WHAT YOU HAVE TO DO:
Gather up every line that includes the string "name".
+++ PROVIDED INFORMATION
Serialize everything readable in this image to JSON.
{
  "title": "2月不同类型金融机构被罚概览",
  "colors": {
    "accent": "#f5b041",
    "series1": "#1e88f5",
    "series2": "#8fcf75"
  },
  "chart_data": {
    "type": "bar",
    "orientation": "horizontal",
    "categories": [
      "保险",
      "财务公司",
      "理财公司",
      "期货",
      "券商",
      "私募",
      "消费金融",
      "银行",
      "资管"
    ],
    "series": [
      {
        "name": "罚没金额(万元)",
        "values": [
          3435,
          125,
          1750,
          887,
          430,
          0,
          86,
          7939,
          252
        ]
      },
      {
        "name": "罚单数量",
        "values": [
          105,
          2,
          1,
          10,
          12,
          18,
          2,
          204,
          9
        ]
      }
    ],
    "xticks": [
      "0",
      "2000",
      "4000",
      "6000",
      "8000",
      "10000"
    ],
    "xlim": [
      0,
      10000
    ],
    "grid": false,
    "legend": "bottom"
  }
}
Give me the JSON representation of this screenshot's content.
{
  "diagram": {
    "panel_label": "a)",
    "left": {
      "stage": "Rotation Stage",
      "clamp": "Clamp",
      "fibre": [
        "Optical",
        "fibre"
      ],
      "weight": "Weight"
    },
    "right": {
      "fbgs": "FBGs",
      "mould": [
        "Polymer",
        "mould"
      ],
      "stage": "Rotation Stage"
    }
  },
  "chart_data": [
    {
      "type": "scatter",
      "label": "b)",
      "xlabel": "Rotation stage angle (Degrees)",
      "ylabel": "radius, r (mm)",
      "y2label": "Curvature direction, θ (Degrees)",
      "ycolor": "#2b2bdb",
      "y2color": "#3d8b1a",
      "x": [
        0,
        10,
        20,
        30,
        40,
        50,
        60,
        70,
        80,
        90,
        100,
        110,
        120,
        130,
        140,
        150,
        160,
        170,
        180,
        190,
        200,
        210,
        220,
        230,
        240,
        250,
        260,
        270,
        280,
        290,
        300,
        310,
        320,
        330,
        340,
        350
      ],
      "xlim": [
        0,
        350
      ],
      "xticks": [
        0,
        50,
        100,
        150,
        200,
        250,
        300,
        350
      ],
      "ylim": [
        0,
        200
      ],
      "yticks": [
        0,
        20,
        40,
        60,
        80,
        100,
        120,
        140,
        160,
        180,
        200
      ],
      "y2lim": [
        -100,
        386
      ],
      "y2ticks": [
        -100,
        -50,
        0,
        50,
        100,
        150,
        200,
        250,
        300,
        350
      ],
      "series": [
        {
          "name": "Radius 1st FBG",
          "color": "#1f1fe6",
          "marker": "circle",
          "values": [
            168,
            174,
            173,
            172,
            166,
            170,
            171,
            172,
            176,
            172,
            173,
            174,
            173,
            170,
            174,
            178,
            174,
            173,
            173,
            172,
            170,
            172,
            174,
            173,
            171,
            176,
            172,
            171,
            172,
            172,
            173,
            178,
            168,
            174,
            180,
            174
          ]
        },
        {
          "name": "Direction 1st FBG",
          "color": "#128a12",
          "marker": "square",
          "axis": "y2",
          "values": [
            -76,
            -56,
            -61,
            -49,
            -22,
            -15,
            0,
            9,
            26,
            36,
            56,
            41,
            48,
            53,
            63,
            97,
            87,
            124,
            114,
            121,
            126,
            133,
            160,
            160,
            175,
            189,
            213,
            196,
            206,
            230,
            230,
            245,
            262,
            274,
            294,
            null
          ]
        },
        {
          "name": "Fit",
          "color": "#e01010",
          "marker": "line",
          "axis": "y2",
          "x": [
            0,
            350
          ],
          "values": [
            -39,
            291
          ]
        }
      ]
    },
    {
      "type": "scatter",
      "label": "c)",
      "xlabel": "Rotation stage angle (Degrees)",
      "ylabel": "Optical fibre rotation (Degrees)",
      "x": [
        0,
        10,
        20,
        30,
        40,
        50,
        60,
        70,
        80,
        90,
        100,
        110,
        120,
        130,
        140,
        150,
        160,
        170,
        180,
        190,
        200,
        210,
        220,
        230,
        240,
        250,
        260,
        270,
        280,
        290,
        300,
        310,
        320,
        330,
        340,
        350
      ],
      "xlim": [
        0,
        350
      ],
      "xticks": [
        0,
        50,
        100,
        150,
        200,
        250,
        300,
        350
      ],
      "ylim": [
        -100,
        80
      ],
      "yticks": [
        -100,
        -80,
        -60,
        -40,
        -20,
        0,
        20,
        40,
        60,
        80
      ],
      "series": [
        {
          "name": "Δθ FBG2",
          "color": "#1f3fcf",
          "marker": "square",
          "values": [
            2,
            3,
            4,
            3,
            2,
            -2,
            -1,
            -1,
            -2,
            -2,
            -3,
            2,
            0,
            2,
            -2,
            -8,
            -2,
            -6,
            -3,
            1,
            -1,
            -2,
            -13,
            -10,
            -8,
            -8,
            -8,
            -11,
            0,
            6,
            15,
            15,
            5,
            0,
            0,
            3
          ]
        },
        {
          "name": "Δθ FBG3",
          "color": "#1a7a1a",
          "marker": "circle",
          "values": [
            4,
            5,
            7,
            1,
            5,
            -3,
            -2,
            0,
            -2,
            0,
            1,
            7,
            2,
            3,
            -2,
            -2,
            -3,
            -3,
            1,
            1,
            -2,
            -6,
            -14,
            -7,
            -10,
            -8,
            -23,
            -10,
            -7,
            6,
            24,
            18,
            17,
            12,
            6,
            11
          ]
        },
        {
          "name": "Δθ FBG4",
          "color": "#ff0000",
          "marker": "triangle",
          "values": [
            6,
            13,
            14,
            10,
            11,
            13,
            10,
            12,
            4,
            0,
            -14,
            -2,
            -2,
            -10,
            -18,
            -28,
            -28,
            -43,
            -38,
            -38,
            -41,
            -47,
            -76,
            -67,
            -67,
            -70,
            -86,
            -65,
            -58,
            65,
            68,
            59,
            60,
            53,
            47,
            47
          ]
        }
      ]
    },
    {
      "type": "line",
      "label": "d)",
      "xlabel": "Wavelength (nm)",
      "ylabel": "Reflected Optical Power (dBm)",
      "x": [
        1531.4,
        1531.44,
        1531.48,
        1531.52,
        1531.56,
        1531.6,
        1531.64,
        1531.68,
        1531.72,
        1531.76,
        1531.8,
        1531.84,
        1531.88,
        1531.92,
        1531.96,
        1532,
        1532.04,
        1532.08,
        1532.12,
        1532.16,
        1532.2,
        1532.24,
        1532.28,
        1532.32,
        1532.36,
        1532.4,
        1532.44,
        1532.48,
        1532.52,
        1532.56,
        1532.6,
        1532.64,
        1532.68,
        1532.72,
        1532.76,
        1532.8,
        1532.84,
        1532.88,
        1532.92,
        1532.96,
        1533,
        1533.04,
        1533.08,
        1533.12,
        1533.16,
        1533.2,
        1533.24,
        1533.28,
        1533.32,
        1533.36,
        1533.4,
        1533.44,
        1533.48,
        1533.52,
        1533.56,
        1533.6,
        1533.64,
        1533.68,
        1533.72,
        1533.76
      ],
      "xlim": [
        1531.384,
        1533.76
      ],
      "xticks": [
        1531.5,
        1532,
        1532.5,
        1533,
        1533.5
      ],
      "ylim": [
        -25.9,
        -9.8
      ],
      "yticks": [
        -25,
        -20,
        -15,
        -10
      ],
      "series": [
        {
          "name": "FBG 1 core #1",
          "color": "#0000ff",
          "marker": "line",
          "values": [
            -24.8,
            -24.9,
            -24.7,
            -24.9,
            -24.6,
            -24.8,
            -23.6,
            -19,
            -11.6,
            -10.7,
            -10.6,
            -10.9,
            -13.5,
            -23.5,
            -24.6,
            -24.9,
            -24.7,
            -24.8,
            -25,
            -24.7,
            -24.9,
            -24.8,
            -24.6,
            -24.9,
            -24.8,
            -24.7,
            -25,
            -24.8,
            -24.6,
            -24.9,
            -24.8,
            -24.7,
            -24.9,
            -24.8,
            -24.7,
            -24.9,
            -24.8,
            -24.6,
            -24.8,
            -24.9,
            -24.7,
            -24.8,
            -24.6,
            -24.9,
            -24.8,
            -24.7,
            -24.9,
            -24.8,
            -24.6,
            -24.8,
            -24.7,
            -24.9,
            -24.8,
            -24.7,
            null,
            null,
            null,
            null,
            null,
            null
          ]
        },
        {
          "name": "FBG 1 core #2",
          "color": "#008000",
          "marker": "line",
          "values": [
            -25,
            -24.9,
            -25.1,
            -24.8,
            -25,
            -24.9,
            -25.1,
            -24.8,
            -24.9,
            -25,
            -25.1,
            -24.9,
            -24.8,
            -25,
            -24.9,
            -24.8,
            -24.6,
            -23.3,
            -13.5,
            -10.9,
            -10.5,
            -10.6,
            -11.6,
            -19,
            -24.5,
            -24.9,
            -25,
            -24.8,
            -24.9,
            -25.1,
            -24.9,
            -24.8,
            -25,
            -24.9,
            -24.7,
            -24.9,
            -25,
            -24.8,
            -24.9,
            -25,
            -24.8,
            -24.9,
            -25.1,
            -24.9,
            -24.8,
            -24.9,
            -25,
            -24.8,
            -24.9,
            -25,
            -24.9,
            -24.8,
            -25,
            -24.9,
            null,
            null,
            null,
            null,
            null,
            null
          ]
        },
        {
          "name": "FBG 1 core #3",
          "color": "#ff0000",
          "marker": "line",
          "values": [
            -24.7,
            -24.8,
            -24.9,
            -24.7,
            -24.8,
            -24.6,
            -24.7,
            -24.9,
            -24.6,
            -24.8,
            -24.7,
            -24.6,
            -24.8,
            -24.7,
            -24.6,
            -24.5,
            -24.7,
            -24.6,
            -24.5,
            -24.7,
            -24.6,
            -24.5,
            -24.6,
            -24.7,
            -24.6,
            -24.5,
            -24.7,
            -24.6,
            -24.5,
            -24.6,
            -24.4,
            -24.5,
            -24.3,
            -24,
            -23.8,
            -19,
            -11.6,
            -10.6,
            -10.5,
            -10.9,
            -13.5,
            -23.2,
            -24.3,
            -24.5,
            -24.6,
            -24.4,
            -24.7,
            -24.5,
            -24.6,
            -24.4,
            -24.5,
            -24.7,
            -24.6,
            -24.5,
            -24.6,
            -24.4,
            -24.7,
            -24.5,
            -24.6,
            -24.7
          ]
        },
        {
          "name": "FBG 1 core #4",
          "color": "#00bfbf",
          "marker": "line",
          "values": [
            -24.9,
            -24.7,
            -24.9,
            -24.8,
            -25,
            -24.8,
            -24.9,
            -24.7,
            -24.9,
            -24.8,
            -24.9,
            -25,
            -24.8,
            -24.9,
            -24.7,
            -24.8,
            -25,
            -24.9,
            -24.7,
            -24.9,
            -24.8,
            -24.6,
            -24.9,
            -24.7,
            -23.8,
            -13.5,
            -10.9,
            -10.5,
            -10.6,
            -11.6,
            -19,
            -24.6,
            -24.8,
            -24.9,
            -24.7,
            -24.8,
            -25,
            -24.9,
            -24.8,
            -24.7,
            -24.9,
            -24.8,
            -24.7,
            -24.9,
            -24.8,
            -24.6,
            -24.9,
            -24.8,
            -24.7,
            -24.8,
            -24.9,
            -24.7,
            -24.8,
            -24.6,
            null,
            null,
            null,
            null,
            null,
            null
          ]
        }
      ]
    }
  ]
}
++++++
+++ PROVIDED INFORMATION
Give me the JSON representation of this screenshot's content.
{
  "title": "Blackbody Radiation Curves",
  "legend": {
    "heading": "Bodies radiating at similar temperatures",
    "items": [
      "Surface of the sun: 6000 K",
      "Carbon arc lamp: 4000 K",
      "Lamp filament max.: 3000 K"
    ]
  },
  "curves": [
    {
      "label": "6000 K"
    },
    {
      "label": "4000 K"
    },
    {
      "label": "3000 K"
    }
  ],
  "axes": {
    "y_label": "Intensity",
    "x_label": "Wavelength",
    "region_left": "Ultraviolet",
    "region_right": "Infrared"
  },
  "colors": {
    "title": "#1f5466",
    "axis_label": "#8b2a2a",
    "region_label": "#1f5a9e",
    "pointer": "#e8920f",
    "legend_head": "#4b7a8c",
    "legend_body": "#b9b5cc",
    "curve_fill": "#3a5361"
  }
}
++++++
RESULT OF THE TASK:
        "name": "罚没金额(万元)",
        "name": "罚单数量",
          "name": "Radius 1st FBG",
          "name": "Direction 1st FBG",
          "name": "Fit",
          "name": "Δθ FBG2",
          "name": "Δθ FBG3",
          "name": "Δθ FBG4",
          "name": "FBG 1 core #1",
          "name": "FBG 1 core #2",
          "name": "FBG 1 core #3",
          "name": "FBG 1 core #4",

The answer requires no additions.